=== Begin Enclosure ===

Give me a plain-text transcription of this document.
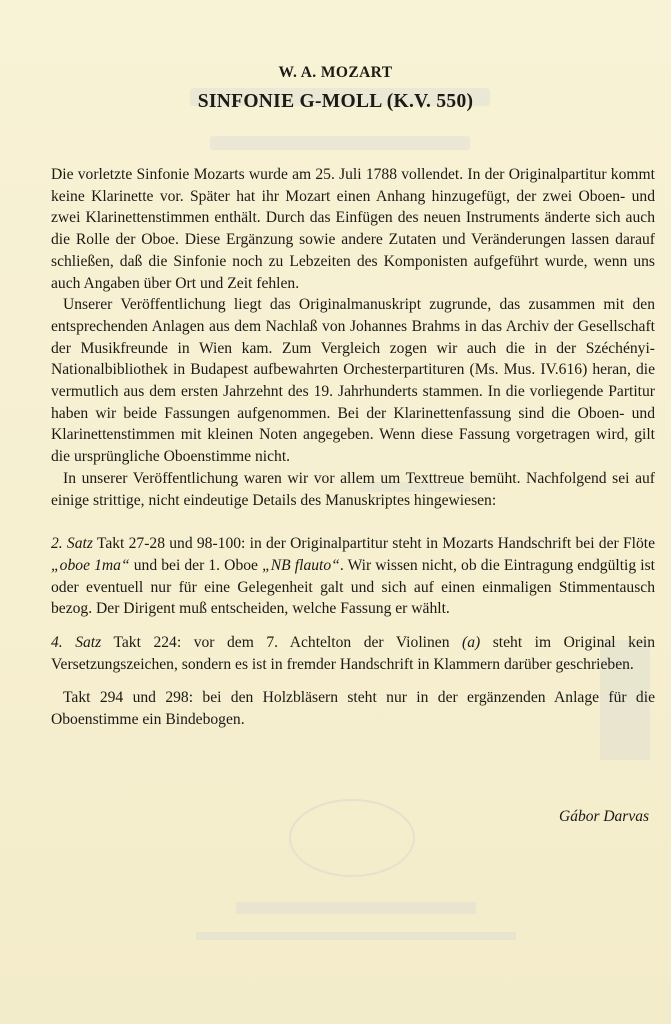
W. A. MOZART
SINFONIE G-MOLL (K.V. 550)

Die vorletzte Sinfonie Mozarts wurde am 25. Juli 1788 vollendet. In der Originalpartitur kommt keine Klarinette vor. Später hat ihr Mozart einen Anhang hinzugefügt, der zwei Oboen- und zwei Klarinettenstimmen enthält. Durch das Einfügen des neuen Instruments änderte sich auch die Rolle der Oboe. Diese Ergänzung sowie andere Zutaten und Veränderungen lassen darauf schließen, daß die Sinfonie noch zu Lebzeiten des Komponisten aufgeführt wurde, wenn uns auch Angaben über Ort und Zeit fehlen.

Unserer Veröffentlichung liegt das Originalmanuskript zugrunde, das zusammen mit den entsprechenden Anlagen aus dem Nachlaß von Johannes Brahms in das Archiv der Gesellschaft der Musikfreunde in Wien kam. Zum Vergleich zogen wir auch die in der Széchényi-Nationalbibliothek in Budapest aufbewahrten Orchesterpartituren (Ms. Mus. IV.616) heran, die vermutlich aus dem ersten Jahrzehnt des 19. Jahrhunderts stammen. In die vorliegende Partitur haben wir beide Fassungen aufgenommen. Bei der Klarinettenfassung sind die Oboen- und Klarinettenstimmen mit kleinen Noten angegeben. Wenn diese Fassung vorgetragen wird, gilt die ursprüngliche Oboenstimme nicht.

In unserer Veröffentlichung waren wir vor allem um Texttreue bemüht. Nachfolgend sei auf einige strittige, nicht eindeutige Details des Manuskriptes hingewiesen:

2. Satz Takt 27-28 und 98-100: in der Originalpartitur steht in Mozarts Handschrift bei der Flöte „oboe 1ma“ und bei der 1. Oboe „NB flauto“. Wir wissen nicht, ob die Eintragung endgültig ist oder eventuell nur für eine Gelegenheit galt und sich auf einen einmaligen Stimmentausch bezog. Der Dirigent muß entscheiden, welche Fassung er wählt.

4. Satz Takt 224: vor dem 7. Achtelton der Violinen (a) steht im Original kein Versetzungszeichen, sondern es ist in fremder Handschrift in Klammern darüber geschrieben.

Takt 294 und 298: bei den Holzbläsern steht nur in der ergänzenden Anlage für die Oboenstimme ein Bindebogen.

Gábor Darvas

=== End Enclosure ===

Work to complete -> When you repeat the lines above, keep them exact and leave out each image they contain.

Exercise response ->
Give me a plain-text transcription of this document.
W. A. MOZART
SINFONIE G-MOLL (K.V. 550)

Die vorletzte Sinfonie Mozarts wurde am 25. Juli 1788 vollendet. In der Originalpartitur kommt keine Klarinette vor. Später hat ihr Mozart einen Anhang hinzugefügt, der zwei Oboen- und zwei Klarinettenstimmen enthält. Durch das Einfügen des neuen Instruments änderte sich auch die Rolle der Oboe. Diese Ergänzung sowie andere Zutaten und Veränderungen lassen darauf schließen, daß die Sinfonie noch zu Lebzeiten des Komponisten aufgeführt wurde, wenn uns auch Angaben über Ort und Zeit fehlen.

Unserer Veröffentlichung liegt das Originalmanuskript zugrunde, das zusammen mit den entsprechenden Anlagen aus dem Nachlaß von Johannes Brahms in das Archiv der Gesellschaft der Musikfreunde in Wien kam. Zum Vergleich zogen wir auch die in der Széchényi-Nationalbibliothek in Budapest aufbewahrten Orchesterpartituren (Ms. Mus. IV.616) heran, die vermutlich aus dem ersten Jahrzehnt des 19. Jahrhunderts stammen. In die vorliegende Partitur haben wir beide Fassungen aufgenommen. Bei der Klarinettenfassung sind die Oboen- und Klarinettenstimmen mit kleinen Noten angegeben. Wenn diese Fassung vorgetragen wird, gilt die ursprüngliche Oboenstimme nicht.

In unserer Veröffentlichung waren wir vor allem um Texttreue bemüht. Nachfolgend sei auf einige strittige, nicht eindeutige Details des Manuskriptes hingewiesen:

2. Satz Takt 27-28 und 98-100: in der Originalpartitur steht in Mozarts Handschrift bei der Flöte „oboe 1ma“ und bei der 1. Oboe „NB flauto“. Wir wissen nicht, ob die Eintragung endgültig ist oder eventuell nur für eine Gelegenheit galt und sich auf einen einmaligen Stimmentausch bezog. Der Dirigent muß entscheiden, welche Fassung er wählt.

4. Satz Takt 224: vor dem 7. Achtelton der Violinen (a) steht im Original kein Versetzungszeichen, sondern es ist in fremder Handschrift in Klammern darüber geschrieben.

Takt 294 und 298: bei den Holzbläsern steht nur in der ergänzenden Anlage für die Oboenstimme ein Bindebogen.

Gábor Darvas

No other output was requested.